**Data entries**
* * * * * * * * *

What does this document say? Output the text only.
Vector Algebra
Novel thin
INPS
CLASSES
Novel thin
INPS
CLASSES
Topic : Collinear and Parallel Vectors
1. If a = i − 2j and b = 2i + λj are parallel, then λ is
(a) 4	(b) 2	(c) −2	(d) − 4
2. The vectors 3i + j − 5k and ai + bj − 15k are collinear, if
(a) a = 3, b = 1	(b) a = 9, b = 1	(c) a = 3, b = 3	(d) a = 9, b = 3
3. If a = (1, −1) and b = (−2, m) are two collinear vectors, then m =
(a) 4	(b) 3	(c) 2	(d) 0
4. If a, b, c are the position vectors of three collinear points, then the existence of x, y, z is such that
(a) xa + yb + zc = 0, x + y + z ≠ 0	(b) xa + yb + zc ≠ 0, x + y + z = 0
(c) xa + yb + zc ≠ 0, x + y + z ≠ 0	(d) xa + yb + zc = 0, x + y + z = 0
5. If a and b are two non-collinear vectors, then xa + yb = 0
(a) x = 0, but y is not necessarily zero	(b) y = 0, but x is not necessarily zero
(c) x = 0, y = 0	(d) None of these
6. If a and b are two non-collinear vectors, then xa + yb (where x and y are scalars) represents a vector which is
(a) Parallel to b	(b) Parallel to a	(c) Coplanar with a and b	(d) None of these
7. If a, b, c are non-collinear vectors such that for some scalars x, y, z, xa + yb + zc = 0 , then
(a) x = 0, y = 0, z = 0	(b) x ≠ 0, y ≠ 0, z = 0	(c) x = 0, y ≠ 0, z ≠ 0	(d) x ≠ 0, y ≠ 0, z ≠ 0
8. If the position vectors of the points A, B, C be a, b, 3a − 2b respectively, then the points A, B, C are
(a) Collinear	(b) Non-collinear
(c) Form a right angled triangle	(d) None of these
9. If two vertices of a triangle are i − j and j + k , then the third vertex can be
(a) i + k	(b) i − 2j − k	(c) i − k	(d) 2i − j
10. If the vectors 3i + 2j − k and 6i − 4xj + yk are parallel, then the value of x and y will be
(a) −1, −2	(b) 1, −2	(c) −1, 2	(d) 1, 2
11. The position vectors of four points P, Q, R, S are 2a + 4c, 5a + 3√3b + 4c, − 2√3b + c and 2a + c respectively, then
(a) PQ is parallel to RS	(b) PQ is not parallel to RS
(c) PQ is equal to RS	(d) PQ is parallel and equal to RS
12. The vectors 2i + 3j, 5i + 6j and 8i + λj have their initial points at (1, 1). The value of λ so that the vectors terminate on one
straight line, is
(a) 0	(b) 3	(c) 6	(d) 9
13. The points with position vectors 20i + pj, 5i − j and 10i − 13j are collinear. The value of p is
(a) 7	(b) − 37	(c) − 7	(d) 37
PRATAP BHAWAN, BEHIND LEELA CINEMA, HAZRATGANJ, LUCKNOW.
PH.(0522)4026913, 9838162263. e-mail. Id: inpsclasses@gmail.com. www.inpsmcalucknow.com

* * * * * * * * *

**Exercise requirements**
Copy all the entries verbatim.

**The answer**
What does this document say? Output the text only.
Vector Algebra
Novel thin
INPS
CLASSES
Novel thin
INPS
CLASSES
Topic : Collinear and Parallel Vectors
1. If a = i − 2j and b = 2i + λj are parallel, then λ is
(a) 4	(b) 2	(c) −2	(d) − 4
2. The vectors 3i + j − 5k and ai + bj − 15k are collinear, if
(a) a = 3, b = 1	(b) a = 9, b = 1	(c) a = 3, b = 3	(d) a = 9, b = 3
3. If a = (1, −1) and b = (−2, m) are two collinear vectors, then m =
(a) 4	(b) 3	(c) 2	(d) 0
4. If a, b, c are the position vectors of three collinear points, then the existence of x, y, z is such that
(a) xa + yb + zc = 0, x + y + z ≠ 0	(b) xa + yb + zc ≠ 0, x + y + z = 0
(c) xa + yb + zc ≠ 0, x + y + z ≠ 0	(d) xa + yb + zc = 0, x + y + z = 0
5. If a and b are two non-collinear vectors, then xa + yb = 0
(a) x = 0, but y is not necessarily zero	(b) y = 0, but x is not necessarily zero
(c) x = 0, y = 0	(d) None of these
6. If a and b are two non-collinear vectors, then xa + yb (where x and y are scalars) represents a vector which is
(a) Parallel to b	(b) Parallel to a	(c) Coplanar with a and b	(d) None of these
7. If a, b, c are non-collinear vectors such that for some scalars x, y, z, xa + yb + zc = 0 , then
(a) x = 0, y = 0, z = 0	(b) x ≠ 0, y ≠ 0, z = 0	(c) x = 0, y ≠ 0, z ≠ 0	(d) x ≠ 0, y ≠ 0, z ≠ 0
8. If the position vectors of the points A, B, C be a, b, 3a − 2b respectively, then the points A, B, C are
(a) Collinear	(b) Non-collinear
(c) Form a right angled triangle	(d) None of these
9. If two vertices of a triangle are i − j and j + k , then the third vertex can be
(a) i + k	(b) i − 2j − k	(c) i − k	(d) 2i − j
10. If the vectors 3i + 2j − k and 6i − 4xj + yk are parallel, then the value of x and y will be
(a) −1, −2	(b) 1, −2	(c) −1, 2	(d) 1, 2
11. The position vectors of four points P, Q, R, S are 2a + 4c, 5a + 3√3b + 4c, − 2√3b + c and 2a + c respectively, then
(a) PQ is parallel to RS	(b) PQ is not parallel to RS
(c) PQ is equal to RS	(d) PQ is parallel and equal to RS
12. The vectors 2i + 3j, 5i + 6j and 8i + λj have their initial points at (1, 1). The value of λ so that the vectors terminate on one
straight line, is
(a) 0	(b) 3	(c) 6	(d) 9
13. The points with position vectors 20i + pj, 5i − j and 10i − 13j are collinear. The value of p is
(a) 7	(b) − 37	(c) − 7	(d) 37
PRATAP BHAWAN, BEHIND LEELA CINEMA, HAZRATGANJ, LUCKNOW.
PH.(0522)4026913, 9838162263. e-mail. Id: inpsclasses@gmail.com. www.inpsmcalucknow.com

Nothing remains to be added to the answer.